• _TASK INSTRUCTIONS_
Retype all the records with nothing changed.

---------- INPUT RECORDS

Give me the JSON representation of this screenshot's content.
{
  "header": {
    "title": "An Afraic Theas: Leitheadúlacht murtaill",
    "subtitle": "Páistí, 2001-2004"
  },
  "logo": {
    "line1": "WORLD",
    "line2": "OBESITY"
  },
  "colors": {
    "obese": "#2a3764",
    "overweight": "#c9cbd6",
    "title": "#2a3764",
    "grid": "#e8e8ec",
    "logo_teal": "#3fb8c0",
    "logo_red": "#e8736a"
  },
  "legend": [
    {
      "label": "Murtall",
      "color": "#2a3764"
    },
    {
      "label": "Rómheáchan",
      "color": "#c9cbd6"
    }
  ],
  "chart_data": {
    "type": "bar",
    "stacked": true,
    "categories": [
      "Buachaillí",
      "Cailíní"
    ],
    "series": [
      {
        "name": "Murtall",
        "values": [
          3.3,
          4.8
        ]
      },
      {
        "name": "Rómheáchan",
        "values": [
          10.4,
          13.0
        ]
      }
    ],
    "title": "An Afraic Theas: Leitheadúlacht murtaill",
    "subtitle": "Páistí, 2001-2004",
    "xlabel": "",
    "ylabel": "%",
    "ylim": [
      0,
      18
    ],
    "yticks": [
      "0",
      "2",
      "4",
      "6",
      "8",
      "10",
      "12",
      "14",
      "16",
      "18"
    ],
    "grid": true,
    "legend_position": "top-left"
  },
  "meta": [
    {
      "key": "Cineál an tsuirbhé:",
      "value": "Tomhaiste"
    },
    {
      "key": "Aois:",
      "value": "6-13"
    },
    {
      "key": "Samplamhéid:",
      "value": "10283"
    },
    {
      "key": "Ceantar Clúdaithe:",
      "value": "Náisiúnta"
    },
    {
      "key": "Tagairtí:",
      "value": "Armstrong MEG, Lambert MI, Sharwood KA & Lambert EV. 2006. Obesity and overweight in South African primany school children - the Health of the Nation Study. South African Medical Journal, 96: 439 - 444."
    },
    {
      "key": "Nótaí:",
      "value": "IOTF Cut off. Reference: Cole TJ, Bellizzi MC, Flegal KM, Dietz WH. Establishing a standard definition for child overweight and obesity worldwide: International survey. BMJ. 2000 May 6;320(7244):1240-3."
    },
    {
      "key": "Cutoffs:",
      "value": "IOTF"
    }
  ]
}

--------------------

• _TASK RESPONSE_
Give me the JSON representation of this screenshot's content.
{
  "header": {
    "title": "An Afraic Theas: Leitheadúlacht murtaill",
    "subtitle": "Páistí, 2001-2004"
  },
  "logo": {
    "line1": "WORLD",
    "line2": "OBESITY"
  },
  "colors": {
    "obese": "#2a3764",
    "overweight": "#c9cbd6",
    "title": "#2a3764",
    "grid": "#e8e8ec",
    "logo_teal": "#3fb8c0",
    "logo_red": "#e8736a"
  },
  "legend": [
    {
      "label": "Murtall",
      "color": "#2a3764"
    },
    {
      "label": "Rómheáchan",
      "color": "#c9cbd6"
    }
  ],
  "chart_data": {
    "type": "bar",
    "stacked": true,
    "categories": [
      "Buachaillí",
      "Cailíní"
    ],
    "series": [
      {
        "name": "Murtall",
        "values": [
          3.3,
          4.8
        ]
      },
      {
        "name": "Rómheáchan",
        "values": [
          10.4,
          13.0
        ]
      }
    ],
    "title": "An Afraic Theas: Leitheadúlacht murtaill",
    "subtitle": "Páistí, 2001-2004",
    "xlabel": "",
    "ylabel": "%",
    "ylim": [
      0,
      18
    ],
    "yticks": [
      "0",
      "2",
      "4",
      "6",
      "8",
      "10",
      "12",
      "14",
      "16",
      "18"
    ],
    "grid": true,
    "legend_position": "top-left"
  },
  "meta": [
    {
      "key": "Cineál an tsuirbhé:",
      "value": "Tomhaiste"
    },
    {
      "key": "Aois:",
      "value": "6-13"
    },
    {
      "key": "Samplamhéid:",
      "value": "10283"
    },
    {
      "key": "Ceantar Clúdaithe:",
      "value": "Náisiúnta"
    },
    {
      "key": "Tagairtí:",
      "value": "Armstrong MEG, Lambert MI, Sharwood KA & Lambert EV. 2006. Obesity and overweight in South African primany school children - the Health of the Nation Study. South African Medical Journal, 96: 439 - 444."
    },
    {
      "key": "Nótaí:",
      "value": "IOTF Cut off. Reference: Cole TJ, Bellizzi MC, Flegal KM, Dietz WH. Establishing a standard definition for child overweight and obesity worldwide: International survey. BMJ. 2000 May 6;320(7244):1240-3."
    },
    {
      "key": "Cutoffs:",
      "value": "IOTF"
    }
  ]
}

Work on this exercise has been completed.